SUPPLIED RECORDS:
+++++
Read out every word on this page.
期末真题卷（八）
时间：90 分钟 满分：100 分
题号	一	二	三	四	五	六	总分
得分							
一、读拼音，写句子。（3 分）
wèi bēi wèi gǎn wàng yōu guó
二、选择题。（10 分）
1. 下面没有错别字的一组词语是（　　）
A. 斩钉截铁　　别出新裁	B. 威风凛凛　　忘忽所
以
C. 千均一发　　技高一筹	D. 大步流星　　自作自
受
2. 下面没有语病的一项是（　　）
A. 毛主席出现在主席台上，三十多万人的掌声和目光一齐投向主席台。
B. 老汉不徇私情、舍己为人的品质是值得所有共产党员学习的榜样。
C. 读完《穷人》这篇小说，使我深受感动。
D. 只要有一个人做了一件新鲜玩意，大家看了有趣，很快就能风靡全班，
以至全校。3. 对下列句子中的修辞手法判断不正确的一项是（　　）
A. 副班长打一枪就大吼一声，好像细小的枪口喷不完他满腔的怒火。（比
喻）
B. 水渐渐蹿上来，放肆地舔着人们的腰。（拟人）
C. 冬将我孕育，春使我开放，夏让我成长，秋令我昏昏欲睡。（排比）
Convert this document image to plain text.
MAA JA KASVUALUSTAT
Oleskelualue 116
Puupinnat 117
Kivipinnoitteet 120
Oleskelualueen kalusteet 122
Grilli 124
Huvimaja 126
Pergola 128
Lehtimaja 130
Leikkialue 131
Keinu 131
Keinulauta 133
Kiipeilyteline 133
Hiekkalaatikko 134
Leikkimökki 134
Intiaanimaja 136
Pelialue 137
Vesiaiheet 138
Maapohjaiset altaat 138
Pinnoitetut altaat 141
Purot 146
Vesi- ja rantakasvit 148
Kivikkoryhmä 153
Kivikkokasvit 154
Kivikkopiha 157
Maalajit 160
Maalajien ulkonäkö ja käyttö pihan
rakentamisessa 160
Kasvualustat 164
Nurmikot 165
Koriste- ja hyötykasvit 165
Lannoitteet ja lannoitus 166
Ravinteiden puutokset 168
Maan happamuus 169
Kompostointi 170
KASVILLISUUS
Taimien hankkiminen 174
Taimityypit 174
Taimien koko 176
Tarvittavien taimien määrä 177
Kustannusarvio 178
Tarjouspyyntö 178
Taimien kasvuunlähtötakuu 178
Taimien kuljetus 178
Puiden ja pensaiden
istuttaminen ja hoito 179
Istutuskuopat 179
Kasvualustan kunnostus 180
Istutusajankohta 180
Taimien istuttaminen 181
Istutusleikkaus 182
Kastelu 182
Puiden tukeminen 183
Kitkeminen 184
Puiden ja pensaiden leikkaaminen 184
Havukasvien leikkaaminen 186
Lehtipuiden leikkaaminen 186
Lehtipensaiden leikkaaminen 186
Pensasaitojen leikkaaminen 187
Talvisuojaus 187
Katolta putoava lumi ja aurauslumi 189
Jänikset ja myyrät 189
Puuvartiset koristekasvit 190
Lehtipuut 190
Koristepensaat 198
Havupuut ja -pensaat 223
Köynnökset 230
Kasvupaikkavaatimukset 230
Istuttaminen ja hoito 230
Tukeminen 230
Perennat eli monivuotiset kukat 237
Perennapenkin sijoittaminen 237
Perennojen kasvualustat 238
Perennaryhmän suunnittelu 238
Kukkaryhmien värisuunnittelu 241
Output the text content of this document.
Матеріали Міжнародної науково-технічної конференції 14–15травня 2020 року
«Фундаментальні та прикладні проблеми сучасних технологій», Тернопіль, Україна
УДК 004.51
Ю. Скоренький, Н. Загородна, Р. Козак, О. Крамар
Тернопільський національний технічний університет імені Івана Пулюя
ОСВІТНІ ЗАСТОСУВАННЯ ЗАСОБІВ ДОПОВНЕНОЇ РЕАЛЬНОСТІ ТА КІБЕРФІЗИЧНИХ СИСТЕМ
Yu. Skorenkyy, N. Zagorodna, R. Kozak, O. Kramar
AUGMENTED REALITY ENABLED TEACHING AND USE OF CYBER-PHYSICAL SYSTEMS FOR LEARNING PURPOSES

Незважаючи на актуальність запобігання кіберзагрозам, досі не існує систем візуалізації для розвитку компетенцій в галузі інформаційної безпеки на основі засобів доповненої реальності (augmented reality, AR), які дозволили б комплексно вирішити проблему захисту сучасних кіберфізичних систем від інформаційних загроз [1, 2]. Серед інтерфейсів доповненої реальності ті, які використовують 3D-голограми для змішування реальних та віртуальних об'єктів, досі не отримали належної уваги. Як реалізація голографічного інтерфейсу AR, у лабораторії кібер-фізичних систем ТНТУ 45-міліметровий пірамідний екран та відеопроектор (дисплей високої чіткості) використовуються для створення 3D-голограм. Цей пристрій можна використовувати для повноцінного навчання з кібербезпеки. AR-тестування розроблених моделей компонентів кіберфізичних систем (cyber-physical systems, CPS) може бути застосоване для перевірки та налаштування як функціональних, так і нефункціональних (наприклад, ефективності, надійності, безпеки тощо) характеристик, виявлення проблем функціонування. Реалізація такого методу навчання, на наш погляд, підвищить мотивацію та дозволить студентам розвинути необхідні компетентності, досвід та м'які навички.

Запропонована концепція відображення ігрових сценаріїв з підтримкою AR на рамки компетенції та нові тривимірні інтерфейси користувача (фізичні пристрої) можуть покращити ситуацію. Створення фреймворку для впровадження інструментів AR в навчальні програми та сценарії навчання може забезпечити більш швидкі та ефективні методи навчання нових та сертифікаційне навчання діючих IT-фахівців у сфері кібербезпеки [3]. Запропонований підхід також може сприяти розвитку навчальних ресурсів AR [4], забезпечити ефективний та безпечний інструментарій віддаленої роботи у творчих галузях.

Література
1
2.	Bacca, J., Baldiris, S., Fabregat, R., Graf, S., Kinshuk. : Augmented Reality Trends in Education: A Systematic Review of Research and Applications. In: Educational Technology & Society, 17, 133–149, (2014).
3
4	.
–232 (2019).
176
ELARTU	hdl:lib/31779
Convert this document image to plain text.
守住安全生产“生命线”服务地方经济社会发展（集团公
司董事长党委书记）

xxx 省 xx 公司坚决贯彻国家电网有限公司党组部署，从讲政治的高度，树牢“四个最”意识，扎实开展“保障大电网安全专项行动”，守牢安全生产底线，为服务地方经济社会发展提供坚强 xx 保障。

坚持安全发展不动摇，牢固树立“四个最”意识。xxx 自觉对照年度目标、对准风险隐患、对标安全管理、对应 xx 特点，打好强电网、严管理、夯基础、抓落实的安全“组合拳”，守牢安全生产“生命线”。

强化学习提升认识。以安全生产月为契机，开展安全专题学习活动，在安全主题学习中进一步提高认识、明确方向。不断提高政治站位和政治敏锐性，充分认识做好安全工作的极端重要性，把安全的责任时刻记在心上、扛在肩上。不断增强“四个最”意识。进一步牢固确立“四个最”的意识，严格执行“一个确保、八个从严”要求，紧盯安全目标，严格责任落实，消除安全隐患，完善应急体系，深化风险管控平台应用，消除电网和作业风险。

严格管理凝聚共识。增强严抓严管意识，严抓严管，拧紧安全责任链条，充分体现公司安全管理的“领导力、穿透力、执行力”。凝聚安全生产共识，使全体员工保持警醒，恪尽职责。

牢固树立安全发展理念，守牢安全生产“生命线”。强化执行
+++++
WHAT YOU NEED TO DO:
Send back all of the entries exactly, with nothing missing.

COMPLETED EXERCISE:
Read out every word on this page.
期末真题卷（八）
时间：90 分钟 满分：100 分
题号	一	二	三	四	五	六	总分
得分							
一、读拼音，写句子。（3 分）
wèi bēi wèi gǎn wàng yōu guó
二、选择题。（10 分）
1. 下面没有错别字的一组词语是（　　）
A. 斩钉截铁　　别出新裁	B. 威风凛凛　　忘忽所
以
C. 千均一发　　技高一筹	D. 大步流星　　自作自
受
2. 下面没有语病的一项是（　　）
A. 毛主席出现在主席台上，三十多万人的掌声和目光一齐投向主席台。
B. 老汉不徇私情、舍己为人的品质是值得所有共产党员学习的榜样。
C. 读完《穷人》这篇小说，使我深受感动。
D. 只要有一个人做了一件新鲜玩意，大家看了有趣，很快就能风靡全班，
以至全校。3. 对下列句子中的修辞手法判断不正确的一项是（　　）
A. 副班长打一枪就大吼一声，好像细小的枪口喷不完他满腔的怒火。（比
喻）
B. 水渐渐蹿上来，放肆地舔着人们的腰。（拟人）
C. 冬将我孕育，春使我开放，夏让我成长，秋令我昏昏欲睡。（排比）
Convert this document image to plain text.
MAA JA KASVUALUSTAT
Oleskelualue 116
Puupinnat 117
Kivipinnoitteet 120
Oleskelualueen kalusteet 122
Grilli 124
Huvimaja 126
Pergola 128
Lehtimaja 130
Leikkialue 131
Keinu 131
Keinulauta 133
Kiipeilyteline 133
Hiekkalaatikko 134
Leikkimökki 134
Intiaanimaja 136
Pelialue 137
Vesiaiheet 138
Maapohjaiset altaat 138
Pinnoitetut altaat 141
Purot 146
Vesi- ja rantakasvit 148
Kivikkoryhmä 153
Kivikkokasvit 154
Kivikkopiha 157
Maalajit 160
Maalajien ulkonäkö ja käyttö pihan
rakentamisessa 160
Kasvualustat 164
Nurmikot 165
Koriste- ja hyötykasvit 165
Lannoitteet ja lannoitus 166
Ravinteiden puutokset 168
Maan happamuus 169
Kompostointi 170
KASVILLISUUS
Taimien hankkiminen 174
Taimityypit 174
Taimien koko 176
Tarvittavien taimien määrä 177
Kustannusarvio 178
Tarjouspyyntö 178
Taimien kasvuunlähtötakuu 178
Taimien kuljetus 178
Puiden ja pensaiden
istuttaminen ja hoito 179
Istutuskuopat 179
Kasvualustan kunnostus 180
Istutusajankohta 180
Taimien istuttaminen 181
Istutusleikkaus 182
Kastelu 182
Puiden tukeminen 183
Kitkeminen 184
Puiden ja pensaiden leikkaaminen 184
Havukasvien leikkaaminen 186
Lehtipuiden leikkaaminen 186
Lehtipensaiden leikkaaminen 186
Pensasaitojen leikkaaminen 187
Talvisuojaus 187
Katolta putoava lumi ja aurauslumi 189
Jänikset ja myyrät 189
Puuvartiset koristekasvit 190
Lehtipuut 190
Koristepensaat 198
Havupuut ja -pensaat 223
Köynnökset 230
Kasvupaikkavaatimukset 230
Istuttaminen ja hoito 230
Tukeminen 230
Perennat eli monivuotiset kukat 237
Perennapenkin sijoittaminen 237
Perennojen kasvualustat 238
Perennaryhmän suunnittelu 238
Kukkaryhmien värisuunnittelu 241
Output the text content of this document.
Матеріали Міжнародної науково-технічної конференції 14–15травня 2020 року
«Фундаментальні та прикладні проблеми сучасних технологій», Тернопіль, Україна
УДК 004.51
Ю. Скоренький, Н. Загородна, Р. Козак, О. Крамар
Тернопільський національний технічний університет імені Івана Пулюя
ОСВІТНІ ЗАСТОСУВАННЯ ЗАСОБІВ ДОПОВНЕНОЇ РЕАЛЬНОСТІ ТА КІБЕРФІЗИЧНИХ СИСТЕМ
Yu. Skorenkyy, N. Zagorodna, R. Kozak, O. Kramar
AUGMENTED REALITY ENABLED TEACHING AND USE OF CYBER-PHYSICAL SYSTEMS FOR LEARNING PURPOSES

Незважаючи на актуальність запобігання кіберзагрозам, досі не існує систем візуалізації для розвитку компетенцій в галузі інформаційної безпеки на основі засобів доповненої реальності (augmented reality, AR), які дозволили б комплексно вирішити проблему захисту сучасних кіберфізичних систем від інформаційних загроз [1, 2]. Серед інтерфейсів доповненої реальності ті, які використовують 3D-голограми для змішування реальних та віртуальних об'єктів, досі не отримали належної уваги. Як реалізація голографічного інтерфейсу AR, у лабораторії кібер-фізичних систем ТНТУ 45-міліметровий пірамідний екран та відеопроектор (дисплей високої чіткості) використовуються для створення 3D-голограм. Цей пристрій можна використовувати для повноцінного навчання з кібербезпеки. AR-тестування розроблених моделей компонентів кіберфізичних систем (cyber-physical systems, CPS) може бути застосоване для перевірки та налаштування як функціональних, так і нефункціональних (наприклад, ефективності, надійності, безпеки тощо) характеристик, виявлення проблем функціонування. Реалізація такого методу навчання, на наш погляд, підвищить мотивацію та дозволить студентам розвинути необхідні компетентності, досвід та м'які навички.

Запропонована концепція відображення ігрових сценаріїв з підтримкою AR на рамки компетенції та нові тривимірні інтерфейси користувача (фізичні пристрої) можуть покращити ситуацію. Створення фреймворку для впровадження інструментів AR в навчальні програми та сценарії навчання може забезпечити більш швидкі та ефективні методи навчання нових та сертифікаційне навчання діючих IT-фахівців у сфері кібербезпеки [3]. Запропонований підхід також може сприяти розвитку навчальних ресурсів AR [4], забезпечити ефективний та безпечний інструментарій віддаленої роботи у творчих галузях.

Література
1
2.	Bacca, J., Baldiris, S., Fabregat, R., Graf, S., Kinshuk. : Augmented Reality Trends in Education: A Systematic Review of Research and Applications. In: Educational Technology & Society, 17, 133–149, (2014).
3
4	.
–232 (2019).
176
ELARTU	hdl:lib/31779
Convert this document image to plain text.
守住安全生产“生命线”服务地方经济社会发展（集团公
司董事长党委书记）

xxx 省 xx 公司坚决贯彻国家电网有限公司党组部署，从讲政治的高度，树牢“四个最”意识，扎实开展“保障大电网安全专项行动”，守牢安全生产底线，为服务地方经济社会发展提供坚强 xx 保障。

坚持安全发展不动摇，牢固树立“四个最”意识。xxx 自觉对照年度目标、对准风险隐患、对标安全管理、对应 xx 特点，打好强电网、严管理、夯基础、抓落实的安全“组合拳”，守牢安全生产“生命线”。

强化学习提升认识。以安全生产月为契机，开展安全专题学习活动，在安全主题学习中进一步提高认识、明确方向。不断提高政治站位和政治敏锐性，充分认识做好安全工作的极端重要性，把安全的责任时刻记在心上、扛在肩上。不断增强“四个最”意识。进一步牢固确立“四个最”的意识，严格执行“一个确保、八个从严”要求，紧盯安全目标，严格责任落实，消除安全隐患，完善应急体系，深化风险管控平台应用，消除电网和作业风险。

严格管理凝聚共识。增强严抓严管意识，严抓严管，拧紧安全责任链条，充分体现公司安全管理的“领导力、穿透力、执行力”。凝聚安全生产共识，使全体员工保持警醒，恪尽职责。

牢固树立安全发展理念，守牢安全生产“生命线”。强化执行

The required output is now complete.